**YOUR GOAL**
In the records below, locate the line containing "Read this page and output its text content."; output that line and every following line through the last, exactly.

**DATASET ROWS**
=-=-=
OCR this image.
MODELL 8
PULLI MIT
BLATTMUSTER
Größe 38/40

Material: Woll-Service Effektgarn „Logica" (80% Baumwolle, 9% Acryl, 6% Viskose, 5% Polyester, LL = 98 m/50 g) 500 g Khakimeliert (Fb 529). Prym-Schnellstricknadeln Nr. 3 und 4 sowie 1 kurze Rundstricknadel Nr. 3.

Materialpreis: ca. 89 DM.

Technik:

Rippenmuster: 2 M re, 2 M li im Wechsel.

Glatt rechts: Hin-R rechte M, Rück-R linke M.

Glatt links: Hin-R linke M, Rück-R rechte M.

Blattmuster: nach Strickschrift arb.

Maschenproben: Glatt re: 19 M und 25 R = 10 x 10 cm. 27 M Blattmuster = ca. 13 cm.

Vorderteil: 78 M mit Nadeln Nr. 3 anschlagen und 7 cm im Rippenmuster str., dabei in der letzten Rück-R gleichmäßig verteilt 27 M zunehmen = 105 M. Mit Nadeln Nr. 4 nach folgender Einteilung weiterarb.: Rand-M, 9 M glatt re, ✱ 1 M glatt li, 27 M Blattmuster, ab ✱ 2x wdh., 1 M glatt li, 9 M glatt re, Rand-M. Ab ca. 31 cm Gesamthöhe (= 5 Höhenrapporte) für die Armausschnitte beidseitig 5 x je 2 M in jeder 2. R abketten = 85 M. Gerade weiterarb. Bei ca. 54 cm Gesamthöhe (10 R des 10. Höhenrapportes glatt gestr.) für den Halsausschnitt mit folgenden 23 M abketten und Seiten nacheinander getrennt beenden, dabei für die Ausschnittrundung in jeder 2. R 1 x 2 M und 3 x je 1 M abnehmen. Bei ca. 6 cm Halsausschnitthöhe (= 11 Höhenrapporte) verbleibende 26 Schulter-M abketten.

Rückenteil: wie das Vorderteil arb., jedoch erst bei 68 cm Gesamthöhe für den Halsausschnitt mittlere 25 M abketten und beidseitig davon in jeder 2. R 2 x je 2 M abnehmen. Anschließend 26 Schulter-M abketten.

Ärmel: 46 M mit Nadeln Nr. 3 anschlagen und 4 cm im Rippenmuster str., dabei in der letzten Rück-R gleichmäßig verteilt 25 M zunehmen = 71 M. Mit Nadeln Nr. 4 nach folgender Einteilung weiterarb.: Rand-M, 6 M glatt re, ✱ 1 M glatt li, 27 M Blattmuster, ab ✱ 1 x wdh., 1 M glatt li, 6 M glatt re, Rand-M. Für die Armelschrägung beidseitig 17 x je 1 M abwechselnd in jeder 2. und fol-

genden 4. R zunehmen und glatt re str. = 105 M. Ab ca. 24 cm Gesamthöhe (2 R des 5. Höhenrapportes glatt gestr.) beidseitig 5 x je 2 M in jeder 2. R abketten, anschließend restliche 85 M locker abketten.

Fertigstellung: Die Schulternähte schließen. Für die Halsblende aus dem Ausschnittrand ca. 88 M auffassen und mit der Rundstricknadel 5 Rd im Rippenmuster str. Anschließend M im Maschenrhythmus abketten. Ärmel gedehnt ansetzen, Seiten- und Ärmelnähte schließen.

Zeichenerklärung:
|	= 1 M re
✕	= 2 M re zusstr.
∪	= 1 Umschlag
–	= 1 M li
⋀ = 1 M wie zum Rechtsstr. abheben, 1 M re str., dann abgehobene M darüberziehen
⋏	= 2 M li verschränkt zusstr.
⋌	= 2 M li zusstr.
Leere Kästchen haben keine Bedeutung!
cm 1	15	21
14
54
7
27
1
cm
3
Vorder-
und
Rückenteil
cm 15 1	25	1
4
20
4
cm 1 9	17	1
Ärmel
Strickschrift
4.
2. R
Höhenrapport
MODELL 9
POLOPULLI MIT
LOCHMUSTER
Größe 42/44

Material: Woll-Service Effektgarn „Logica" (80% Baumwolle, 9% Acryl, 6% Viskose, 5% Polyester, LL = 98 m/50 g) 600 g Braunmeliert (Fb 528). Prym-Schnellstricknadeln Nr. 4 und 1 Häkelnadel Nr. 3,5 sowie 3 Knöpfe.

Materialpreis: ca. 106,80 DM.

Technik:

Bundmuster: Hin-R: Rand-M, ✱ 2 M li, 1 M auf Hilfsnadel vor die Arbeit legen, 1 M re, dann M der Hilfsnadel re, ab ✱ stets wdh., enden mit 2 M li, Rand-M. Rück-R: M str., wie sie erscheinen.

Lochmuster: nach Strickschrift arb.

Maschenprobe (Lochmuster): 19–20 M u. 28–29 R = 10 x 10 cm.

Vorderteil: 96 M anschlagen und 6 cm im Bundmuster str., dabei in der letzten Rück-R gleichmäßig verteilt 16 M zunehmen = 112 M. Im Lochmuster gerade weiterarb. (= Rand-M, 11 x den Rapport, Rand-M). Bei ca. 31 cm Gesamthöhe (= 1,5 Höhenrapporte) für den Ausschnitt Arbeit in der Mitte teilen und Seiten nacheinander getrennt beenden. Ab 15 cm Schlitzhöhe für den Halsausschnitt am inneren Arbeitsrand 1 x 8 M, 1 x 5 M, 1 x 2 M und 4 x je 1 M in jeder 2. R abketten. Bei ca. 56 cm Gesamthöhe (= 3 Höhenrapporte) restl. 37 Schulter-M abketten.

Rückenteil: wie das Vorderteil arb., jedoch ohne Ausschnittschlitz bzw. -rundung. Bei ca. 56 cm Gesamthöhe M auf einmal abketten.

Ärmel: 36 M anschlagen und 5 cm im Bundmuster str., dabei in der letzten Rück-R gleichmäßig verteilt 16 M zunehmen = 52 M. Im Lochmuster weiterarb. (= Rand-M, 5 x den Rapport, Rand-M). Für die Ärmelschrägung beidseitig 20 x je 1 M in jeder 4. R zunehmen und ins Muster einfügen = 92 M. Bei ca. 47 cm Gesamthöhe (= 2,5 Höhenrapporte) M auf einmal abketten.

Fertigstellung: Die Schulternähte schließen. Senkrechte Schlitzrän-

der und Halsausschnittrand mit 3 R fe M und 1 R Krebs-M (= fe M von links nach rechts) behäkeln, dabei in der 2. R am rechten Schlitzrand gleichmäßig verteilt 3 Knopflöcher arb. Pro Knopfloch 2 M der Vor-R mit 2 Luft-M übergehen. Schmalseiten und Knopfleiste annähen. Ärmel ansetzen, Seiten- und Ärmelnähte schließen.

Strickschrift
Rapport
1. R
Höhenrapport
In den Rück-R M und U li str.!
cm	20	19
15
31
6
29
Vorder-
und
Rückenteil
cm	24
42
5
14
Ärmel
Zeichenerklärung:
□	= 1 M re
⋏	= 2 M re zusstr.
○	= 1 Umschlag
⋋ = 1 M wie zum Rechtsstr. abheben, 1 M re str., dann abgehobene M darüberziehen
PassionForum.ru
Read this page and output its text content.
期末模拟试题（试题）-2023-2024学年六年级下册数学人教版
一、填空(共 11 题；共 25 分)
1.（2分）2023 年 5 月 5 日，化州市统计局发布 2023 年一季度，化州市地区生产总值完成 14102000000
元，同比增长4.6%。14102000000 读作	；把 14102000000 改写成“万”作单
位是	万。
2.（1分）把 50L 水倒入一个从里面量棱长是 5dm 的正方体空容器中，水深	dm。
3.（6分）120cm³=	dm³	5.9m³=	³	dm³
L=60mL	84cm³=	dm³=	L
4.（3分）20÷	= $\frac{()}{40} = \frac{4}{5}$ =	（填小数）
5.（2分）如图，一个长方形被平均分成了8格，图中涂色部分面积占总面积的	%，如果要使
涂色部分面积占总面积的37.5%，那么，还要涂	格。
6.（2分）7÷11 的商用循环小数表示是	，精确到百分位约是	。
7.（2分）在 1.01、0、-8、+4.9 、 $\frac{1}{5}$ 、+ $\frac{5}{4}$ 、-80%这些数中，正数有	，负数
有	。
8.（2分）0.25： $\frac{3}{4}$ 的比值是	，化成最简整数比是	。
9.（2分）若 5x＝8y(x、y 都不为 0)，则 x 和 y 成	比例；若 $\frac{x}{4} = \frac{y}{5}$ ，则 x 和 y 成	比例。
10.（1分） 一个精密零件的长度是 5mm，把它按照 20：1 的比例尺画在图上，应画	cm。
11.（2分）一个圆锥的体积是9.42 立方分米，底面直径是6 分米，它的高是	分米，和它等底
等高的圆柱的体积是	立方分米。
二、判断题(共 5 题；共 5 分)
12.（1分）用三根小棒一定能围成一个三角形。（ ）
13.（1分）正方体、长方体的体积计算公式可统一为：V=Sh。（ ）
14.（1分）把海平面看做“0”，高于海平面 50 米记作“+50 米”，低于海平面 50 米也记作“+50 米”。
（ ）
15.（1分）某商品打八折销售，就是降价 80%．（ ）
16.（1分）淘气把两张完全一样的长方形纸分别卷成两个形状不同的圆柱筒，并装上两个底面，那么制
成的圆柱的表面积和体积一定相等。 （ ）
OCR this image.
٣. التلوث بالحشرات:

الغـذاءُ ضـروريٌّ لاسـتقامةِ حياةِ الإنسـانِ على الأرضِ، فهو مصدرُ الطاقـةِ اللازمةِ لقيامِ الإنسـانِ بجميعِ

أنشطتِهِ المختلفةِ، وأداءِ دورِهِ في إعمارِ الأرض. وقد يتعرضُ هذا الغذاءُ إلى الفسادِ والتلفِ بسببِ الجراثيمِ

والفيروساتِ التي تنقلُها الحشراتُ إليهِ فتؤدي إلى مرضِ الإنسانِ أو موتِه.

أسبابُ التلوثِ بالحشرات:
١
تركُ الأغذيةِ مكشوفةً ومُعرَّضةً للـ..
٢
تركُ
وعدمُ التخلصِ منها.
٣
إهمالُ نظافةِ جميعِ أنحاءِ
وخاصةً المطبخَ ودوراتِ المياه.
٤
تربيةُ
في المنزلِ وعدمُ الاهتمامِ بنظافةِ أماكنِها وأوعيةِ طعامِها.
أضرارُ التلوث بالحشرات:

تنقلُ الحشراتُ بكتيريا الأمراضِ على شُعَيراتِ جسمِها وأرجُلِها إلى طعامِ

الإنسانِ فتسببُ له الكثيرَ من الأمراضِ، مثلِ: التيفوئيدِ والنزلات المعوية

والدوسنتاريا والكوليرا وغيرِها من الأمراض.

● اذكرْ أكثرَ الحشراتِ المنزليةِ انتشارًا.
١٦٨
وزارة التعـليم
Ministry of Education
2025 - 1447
=-=-=
**REPLY**
Read this page and output its text content.
期末模拟试题（试题）-2023-2024学年六年级下册数学人教版
一、填空(共 11 题；共 25 分)
1.（2分）2023 年 5 月 5 日，化州市统计局发布 2023 年一季度，化州市地区生产总值完成 14102000000
元，同比增长4.6%。14102000000 读作	；把 14102000000 改写成“万”作单
位是	万。
2.（1分）把 50L 水倒入一个从里面量棱长是 5dm 的正方体空容器中，水深	dm。
3.（6分）120cm³=	dm³	5.9m³=	³	dm³
L=60mL	84cm³=	dm³=	L
4.（3分）20÷	= $\frac{()}{40} = \frac{4}{5}$ =	（填小数）
5.（2分）如图，一个长方形被平均分成了8格，图中涂色部分面积占总面积的	%，如果要使
涂色部分面积占总面积的37.5%，那么，还要涂	格。
6.（2分）7÷11 的商用循环小数表示是	，精确到百分位约是	。
7.（2分）在 1.01、0、-8、+4.9 、 $\frac{1}{5}$ 、+ $\frac{5}{4}$ 、-80%这些数中，正数有	，负数
有	。
8.（2分）0.25： $\frac{3}{4}$ 的比值是	，化成最简整数比是	。
9.（2分）若 5x＝8y(x、y 都不为 0)，则 x 和 y 成	比例；若 $\frac{x}{4} = \frac{y}{5}$ ，则 x 和 y 成	比例。
10.（1分） 一个精密零件的长度是 5mm，把它按照 20：1 的比例尺画在图上，应画	cm。
11.（2分）一个圆锥的体积是9.42 立方分米，底面直径是6 分米，它的高是	分米，和它等底
等高的圆柱的体积是	立方分米。
二、判断题(共 5 题；共 5 分)
12.（1分）用三根小棒一定能围成一个三角形。（ ）
13.（1分）正方体、长方体的体积计算公式可统一为：V=Sh。（ ）
14.（1分）把海平面看做“0”，高于海平面 50 米记作“+50 米”，低于海平面 50 米也记作“+50 米”。
（ ）
15.（1分）某商品打八折销售，就是降价 80%．（ ）
16.（1分）淘气把两张完全一样的长方形纸分别卷成两个形状不同的圆柱筒，并装上两个底面，那么制
成的圆柱的表面积和体积一定相等。 （ ）
OCR this image.
٣. التلوث بالحشرات:

الغـذاءُ ضـروريٌّ لاسـتقامةِ حياةِ الإنسـانِ على الأرضِ، فهو مصدرُ الطاقـةِ اللازمةِ لقيامِ الإنسـانِ بجميعِ

أنشطتِهِ المختلفةِ، وأداءِ دورِهِ في إعمارِ الأرض. وقد يتعرضُ هذا الغذاءُ إلى الفسادِ والتلفِ بسببِ الجراثيمِ

والفيروساتِ التي تنقلُها الحشراتُ إليهِ فتؤدي إلى مرضِ الإنسانِ أو موتِه.

أسبابُ التلوثِ بالحشرات:
١
تركُ الأغذيةِ مكشوفةً ومُعرَّضةً للـ..
٢
تركُ
وعدمُ التخلصِ منها.
٣
إهمالُ نظافةِ جميعِ أنحاءِ
وخاصةً المطبخَ ودوراتِ المياه.
٤
تربيةُ
في المنزلِ وعدمُ الاهتمامِ بنظافةِ أماكنِها وأوعيةِ طعامِها.
أضرارُ التلوث بالحشرات:

تنقلُ الحشراتُ بكتيريا الأمراضِ على شُعَيراتِ جسمِها وأرجُلِها إلى طعامِ

الإنسانِ فتسببُ له الكثيرَ من الأمراضِ، مثلِ: التيفوئيدِ والنزلات المعوية

والدوسنتاريا والكوليرا وغيرِها من الأمراض.

● اذكرْ أكثرَ الحشراتِ المنزليةِ انتشارًا.
١٦٨
وزارة التعـليم
Ministry of Education
2025 - 1447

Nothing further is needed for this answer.